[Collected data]
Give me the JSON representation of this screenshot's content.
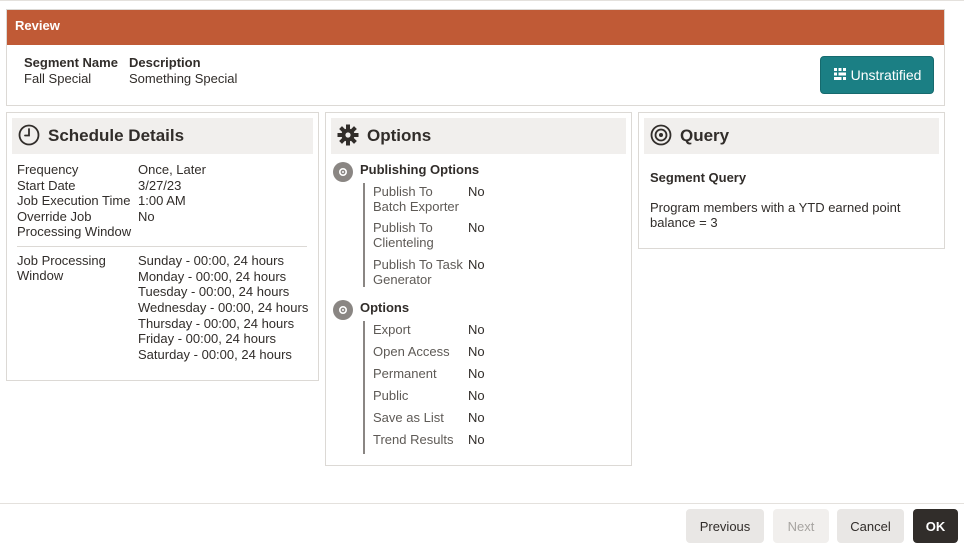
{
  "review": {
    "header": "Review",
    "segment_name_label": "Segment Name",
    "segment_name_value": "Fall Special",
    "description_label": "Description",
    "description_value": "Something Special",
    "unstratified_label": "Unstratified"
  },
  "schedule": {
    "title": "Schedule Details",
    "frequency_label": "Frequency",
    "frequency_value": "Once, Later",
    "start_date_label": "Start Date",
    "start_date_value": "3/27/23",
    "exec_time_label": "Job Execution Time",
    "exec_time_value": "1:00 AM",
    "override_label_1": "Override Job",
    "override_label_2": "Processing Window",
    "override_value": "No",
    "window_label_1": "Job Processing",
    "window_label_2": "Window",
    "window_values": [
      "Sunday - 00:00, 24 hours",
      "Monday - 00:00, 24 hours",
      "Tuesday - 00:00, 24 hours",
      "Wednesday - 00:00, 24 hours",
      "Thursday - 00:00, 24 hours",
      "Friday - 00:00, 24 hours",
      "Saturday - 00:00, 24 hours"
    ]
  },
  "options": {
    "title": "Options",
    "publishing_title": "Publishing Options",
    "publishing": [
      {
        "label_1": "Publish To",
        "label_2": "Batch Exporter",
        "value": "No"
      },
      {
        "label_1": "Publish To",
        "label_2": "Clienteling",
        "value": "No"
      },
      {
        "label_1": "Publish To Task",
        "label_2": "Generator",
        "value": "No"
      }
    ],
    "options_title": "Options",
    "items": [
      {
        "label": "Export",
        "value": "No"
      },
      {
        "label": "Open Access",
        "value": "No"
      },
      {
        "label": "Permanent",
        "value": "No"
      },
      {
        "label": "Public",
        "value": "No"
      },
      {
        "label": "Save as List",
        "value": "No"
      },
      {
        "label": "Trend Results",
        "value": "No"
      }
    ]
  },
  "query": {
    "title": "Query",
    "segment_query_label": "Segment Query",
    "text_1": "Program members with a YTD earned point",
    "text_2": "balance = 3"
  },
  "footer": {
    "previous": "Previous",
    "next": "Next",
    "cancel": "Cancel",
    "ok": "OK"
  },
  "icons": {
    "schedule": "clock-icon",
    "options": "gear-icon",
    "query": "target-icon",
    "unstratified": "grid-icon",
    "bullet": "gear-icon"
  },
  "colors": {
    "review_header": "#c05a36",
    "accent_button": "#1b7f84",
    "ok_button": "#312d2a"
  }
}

* * *

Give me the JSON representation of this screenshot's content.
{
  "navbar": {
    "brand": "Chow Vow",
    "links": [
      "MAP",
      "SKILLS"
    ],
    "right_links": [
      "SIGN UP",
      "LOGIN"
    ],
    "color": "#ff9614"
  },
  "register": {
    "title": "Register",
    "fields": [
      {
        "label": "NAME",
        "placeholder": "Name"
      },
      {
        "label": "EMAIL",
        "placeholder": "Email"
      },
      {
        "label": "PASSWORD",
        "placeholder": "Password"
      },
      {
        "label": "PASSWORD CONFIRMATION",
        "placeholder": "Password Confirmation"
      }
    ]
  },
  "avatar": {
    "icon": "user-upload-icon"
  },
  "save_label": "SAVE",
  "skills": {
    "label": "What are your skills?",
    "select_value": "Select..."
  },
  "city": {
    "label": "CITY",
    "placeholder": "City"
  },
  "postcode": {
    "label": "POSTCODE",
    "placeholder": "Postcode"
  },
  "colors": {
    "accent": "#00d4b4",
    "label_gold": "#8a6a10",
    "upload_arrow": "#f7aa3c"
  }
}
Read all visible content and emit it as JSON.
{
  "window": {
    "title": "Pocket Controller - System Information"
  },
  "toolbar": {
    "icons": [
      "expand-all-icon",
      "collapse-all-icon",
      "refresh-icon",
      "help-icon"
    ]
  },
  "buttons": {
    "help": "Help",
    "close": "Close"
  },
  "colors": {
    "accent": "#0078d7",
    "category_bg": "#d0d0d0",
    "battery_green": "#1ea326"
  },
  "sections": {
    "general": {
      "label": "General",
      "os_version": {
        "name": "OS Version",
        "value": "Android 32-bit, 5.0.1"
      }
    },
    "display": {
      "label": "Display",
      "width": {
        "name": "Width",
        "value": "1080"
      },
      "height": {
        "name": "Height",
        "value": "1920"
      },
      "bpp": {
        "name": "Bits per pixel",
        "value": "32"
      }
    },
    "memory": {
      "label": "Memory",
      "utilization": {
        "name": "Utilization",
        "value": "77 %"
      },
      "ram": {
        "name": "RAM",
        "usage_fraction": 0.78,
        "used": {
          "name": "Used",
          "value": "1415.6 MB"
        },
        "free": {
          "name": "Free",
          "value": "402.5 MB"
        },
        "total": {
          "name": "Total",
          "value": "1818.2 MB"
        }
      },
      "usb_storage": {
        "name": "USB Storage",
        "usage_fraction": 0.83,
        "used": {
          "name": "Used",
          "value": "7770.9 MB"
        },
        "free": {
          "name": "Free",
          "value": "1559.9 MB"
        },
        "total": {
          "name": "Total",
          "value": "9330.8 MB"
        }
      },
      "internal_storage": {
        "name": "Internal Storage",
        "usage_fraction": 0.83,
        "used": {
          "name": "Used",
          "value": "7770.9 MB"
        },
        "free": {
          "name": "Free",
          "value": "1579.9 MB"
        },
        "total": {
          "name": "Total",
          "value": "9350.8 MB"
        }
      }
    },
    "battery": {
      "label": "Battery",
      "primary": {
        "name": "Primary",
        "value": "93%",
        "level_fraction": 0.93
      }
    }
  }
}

AIM: How many lines in the records above contain the word "hours"? Reply with the number and nothing more.

RESULT FOR THIS EXERCISE: 7